In the listing below, locate the lines that hold the string "안전헬멧과". Copy those lines.

DATA ENTRIES -

┏━━

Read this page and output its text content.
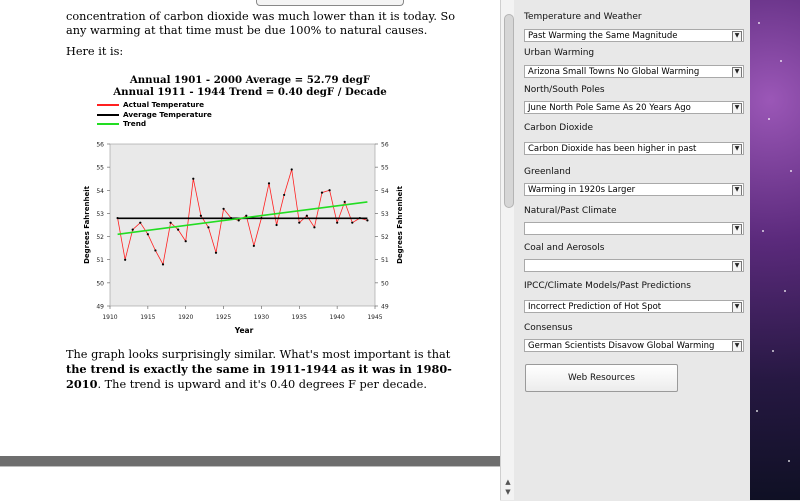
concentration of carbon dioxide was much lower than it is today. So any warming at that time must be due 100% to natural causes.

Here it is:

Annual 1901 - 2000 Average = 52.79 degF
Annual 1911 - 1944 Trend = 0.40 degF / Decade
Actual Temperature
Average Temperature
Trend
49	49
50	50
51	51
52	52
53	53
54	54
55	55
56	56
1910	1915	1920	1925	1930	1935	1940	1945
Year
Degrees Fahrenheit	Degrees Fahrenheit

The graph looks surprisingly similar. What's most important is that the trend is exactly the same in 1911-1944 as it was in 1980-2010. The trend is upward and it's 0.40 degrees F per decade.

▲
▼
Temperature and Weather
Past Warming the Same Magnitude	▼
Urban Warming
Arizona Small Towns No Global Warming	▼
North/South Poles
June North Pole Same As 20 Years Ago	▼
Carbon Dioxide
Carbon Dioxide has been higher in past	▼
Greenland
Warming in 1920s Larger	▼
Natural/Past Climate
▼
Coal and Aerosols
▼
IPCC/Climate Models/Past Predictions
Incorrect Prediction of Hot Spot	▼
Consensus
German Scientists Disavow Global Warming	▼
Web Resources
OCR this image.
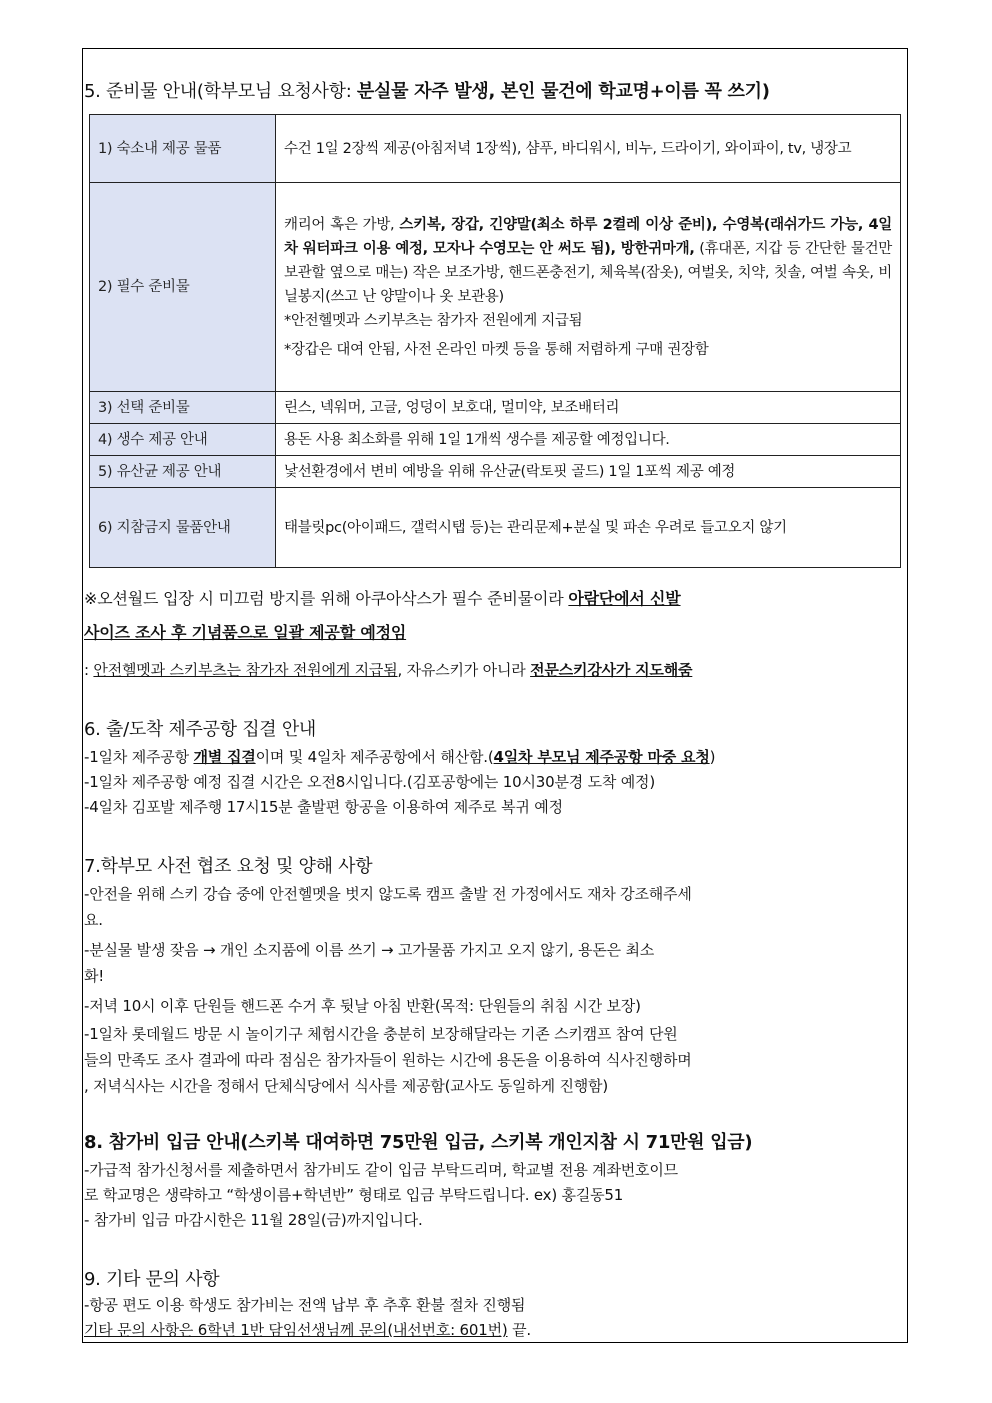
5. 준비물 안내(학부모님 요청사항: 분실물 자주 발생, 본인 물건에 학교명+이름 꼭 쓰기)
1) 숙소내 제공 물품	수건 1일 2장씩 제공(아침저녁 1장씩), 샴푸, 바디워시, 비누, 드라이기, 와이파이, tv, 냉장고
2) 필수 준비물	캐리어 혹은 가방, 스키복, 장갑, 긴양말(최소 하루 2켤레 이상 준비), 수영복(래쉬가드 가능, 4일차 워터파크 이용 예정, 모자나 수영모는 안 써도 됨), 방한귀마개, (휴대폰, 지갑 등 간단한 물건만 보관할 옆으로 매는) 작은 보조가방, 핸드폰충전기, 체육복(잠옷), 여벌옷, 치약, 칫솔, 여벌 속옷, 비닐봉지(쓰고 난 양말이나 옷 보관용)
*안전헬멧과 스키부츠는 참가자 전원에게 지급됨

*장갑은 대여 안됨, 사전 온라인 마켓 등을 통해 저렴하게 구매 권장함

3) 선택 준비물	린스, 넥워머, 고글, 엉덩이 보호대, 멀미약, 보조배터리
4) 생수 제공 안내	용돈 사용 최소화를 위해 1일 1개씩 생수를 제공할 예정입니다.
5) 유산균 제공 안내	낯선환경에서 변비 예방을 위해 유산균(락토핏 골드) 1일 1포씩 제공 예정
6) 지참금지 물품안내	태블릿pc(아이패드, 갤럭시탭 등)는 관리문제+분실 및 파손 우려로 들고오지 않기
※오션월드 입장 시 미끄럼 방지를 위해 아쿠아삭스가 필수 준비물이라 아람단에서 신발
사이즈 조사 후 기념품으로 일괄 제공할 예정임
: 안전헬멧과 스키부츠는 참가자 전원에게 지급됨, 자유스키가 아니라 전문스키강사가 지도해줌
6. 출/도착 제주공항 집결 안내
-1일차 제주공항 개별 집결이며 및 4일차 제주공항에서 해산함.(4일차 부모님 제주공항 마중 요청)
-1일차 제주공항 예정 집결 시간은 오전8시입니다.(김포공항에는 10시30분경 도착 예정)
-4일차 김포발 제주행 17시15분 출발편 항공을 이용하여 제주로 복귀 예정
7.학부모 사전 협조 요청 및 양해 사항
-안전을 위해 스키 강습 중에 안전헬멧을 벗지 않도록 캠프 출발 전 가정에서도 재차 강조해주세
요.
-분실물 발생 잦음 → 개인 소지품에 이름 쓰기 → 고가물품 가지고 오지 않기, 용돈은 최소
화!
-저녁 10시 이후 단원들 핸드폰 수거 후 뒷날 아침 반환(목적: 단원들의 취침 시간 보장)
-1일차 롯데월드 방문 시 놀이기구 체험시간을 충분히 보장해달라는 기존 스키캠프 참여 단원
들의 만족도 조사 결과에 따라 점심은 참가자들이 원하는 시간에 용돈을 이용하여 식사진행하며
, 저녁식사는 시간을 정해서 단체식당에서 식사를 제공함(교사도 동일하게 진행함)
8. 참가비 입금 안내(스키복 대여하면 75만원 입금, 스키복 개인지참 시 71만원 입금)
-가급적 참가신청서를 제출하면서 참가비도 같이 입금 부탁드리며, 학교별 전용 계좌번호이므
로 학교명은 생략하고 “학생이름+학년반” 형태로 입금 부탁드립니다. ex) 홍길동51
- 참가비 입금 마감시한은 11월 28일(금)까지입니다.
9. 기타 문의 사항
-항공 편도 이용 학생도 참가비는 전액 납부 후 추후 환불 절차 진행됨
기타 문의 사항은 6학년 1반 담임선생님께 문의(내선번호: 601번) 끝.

┗━━
┏━━

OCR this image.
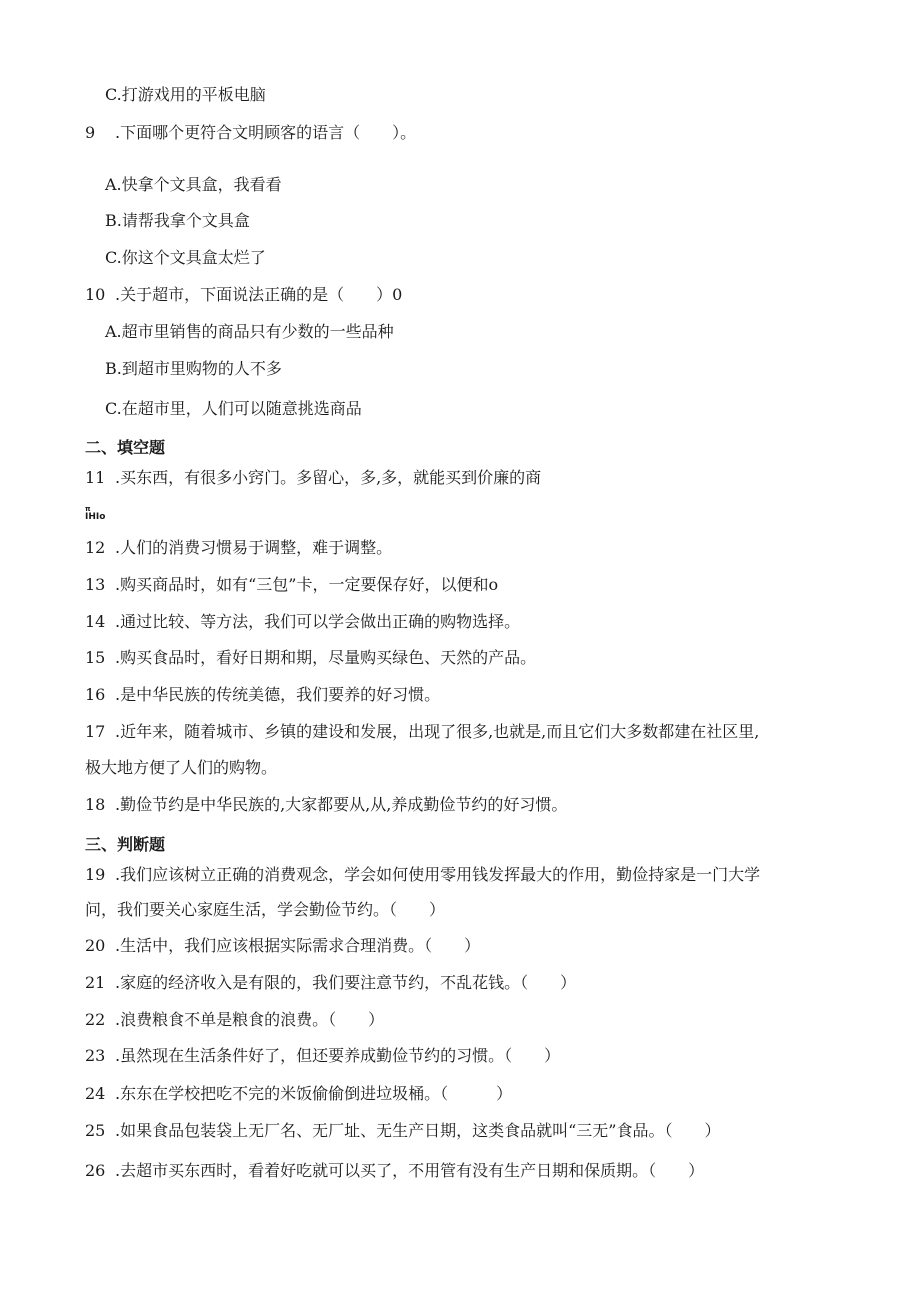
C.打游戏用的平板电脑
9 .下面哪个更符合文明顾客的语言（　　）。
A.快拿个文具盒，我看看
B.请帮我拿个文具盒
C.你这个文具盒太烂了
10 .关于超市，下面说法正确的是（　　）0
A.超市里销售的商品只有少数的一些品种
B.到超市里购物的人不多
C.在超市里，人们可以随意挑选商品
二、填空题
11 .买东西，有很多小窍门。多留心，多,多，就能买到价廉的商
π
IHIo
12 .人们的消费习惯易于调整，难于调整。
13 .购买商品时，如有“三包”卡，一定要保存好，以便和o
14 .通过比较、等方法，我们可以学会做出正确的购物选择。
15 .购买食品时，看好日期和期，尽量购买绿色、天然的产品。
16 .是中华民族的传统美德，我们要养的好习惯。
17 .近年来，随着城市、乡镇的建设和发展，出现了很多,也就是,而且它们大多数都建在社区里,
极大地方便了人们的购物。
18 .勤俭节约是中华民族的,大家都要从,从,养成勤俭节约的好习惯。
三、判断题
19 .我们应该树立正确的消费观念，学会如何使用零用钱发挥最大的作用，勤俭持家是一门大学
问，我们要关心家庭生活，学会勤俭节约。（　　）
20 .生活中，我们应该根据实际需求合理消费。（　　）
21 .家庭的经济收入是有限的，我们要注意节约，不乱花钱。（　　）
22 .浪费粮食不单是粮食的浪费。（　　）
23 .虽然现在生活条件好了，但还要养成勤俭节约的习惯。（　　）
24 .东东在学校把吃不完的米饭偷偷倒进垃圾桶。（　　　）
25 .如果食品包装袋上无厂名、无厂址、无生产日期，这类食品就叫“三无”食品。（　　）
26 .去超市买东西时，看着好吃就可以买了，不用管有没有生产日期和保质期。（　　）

┗━━

RESPONSE TO THIS TASK -
*안전헬멧과 스키부츠는 참가자 전원에게 지급됨
: 안전헬멧과 스키부츠는 참가자 전원에게 지급됨, 자유스키가 아니라 전문스키강사가 지도해줌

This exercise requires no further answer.